- Objective
List, from the lines below, each one with "excerpt" in it.

- Extracted data
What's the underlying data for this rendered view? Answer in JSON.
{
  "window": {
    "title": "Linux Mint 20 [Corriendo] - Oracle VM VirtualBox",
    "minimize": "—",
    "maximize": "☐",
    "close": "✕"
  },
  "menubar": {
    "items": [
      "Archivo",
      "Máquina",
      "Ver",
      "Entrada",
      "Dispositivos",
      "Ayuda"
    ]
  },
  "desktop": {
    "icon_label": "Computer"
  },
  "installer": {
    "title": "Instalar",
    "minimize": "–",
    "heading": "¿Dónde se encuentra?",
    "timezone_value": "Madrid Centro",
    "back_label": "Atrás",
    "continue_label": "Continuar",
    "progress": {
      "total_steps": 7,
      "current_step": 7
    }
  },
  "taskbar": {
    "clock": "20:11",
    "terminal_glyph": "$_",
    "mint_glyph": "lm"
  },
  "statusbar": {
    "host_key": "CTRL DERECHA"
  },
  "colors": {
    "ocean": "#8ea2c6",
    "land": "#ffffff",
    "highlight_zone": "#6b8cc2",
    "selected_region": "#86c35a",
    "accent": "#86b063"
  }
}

---

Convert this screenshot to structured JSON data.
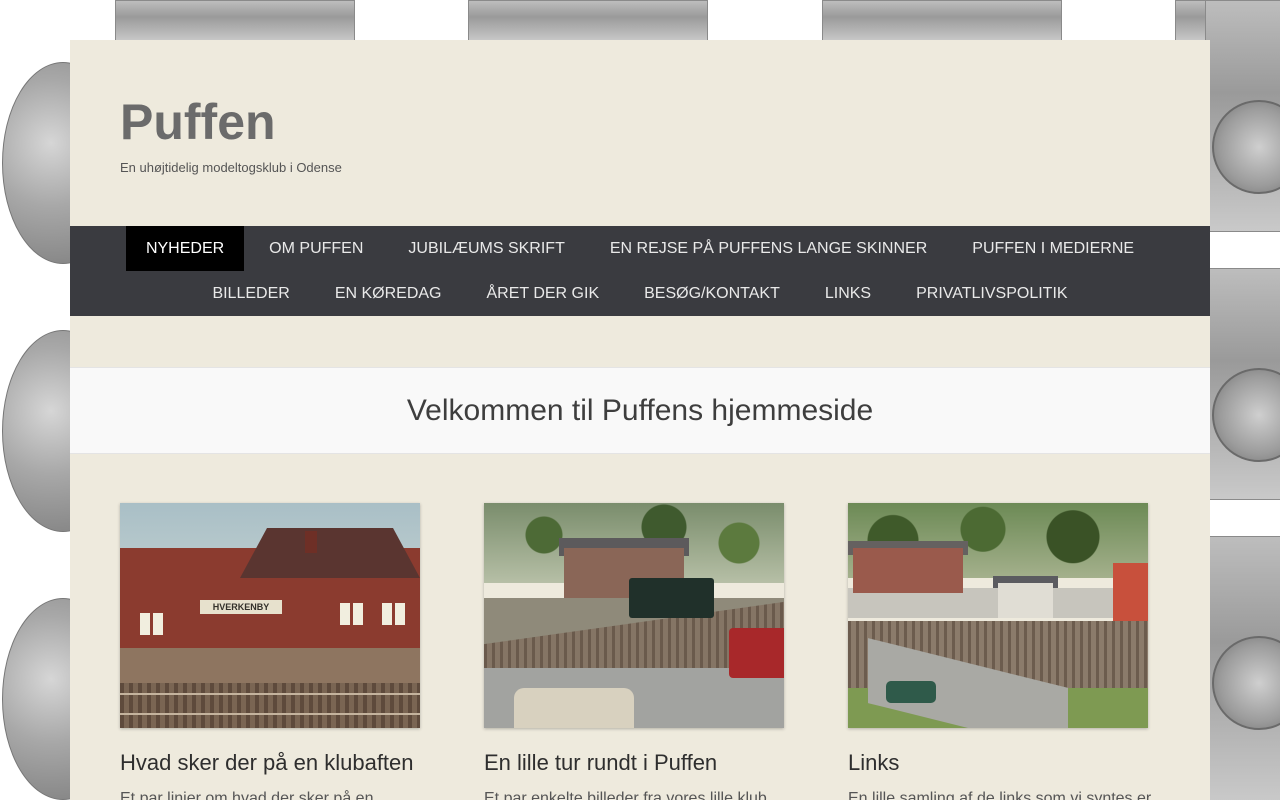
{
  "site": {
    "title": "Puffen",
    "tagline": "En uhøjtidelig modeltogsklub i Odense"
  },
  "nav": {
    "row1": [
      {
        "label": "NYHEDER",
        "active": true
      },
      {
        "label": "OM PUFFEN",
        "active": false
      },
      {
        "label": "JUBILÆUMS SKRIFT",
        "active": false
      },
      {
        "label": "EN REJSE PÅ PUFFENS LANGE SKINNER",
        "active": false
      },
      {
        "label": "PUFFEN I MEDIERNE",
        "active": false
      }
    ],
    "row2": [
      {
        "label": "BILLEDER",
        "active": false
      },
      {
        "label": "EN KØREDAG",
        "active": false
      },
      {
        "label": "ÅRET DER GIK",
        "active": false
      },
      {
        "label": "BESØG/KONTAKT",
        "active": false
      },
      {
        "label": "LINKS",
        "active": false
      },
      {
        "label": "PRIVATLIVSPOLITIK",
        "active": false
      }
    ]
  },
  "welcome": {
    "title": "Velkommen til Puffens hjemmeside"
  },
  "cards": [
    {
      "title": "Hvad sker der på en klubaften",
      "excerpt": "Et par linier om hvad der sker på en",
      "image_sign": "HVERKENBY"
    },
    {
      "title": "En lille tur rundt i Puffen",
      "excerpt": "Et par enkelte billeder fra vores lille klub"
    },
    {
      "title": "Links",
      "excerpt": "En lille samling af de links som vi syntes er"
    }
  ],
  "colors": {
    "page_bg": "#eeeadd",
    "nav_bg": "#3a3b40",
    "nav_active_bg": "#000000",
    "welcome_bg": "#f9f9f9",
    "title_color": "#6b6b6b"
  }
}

- Task answer
      "excerpt": "Et par linier om hvad der sker på en",
      "excerpt": "Et par enkelte billeder fra vores lille klub"
      "excerpt": "En lille samling af de links som vi syntes er"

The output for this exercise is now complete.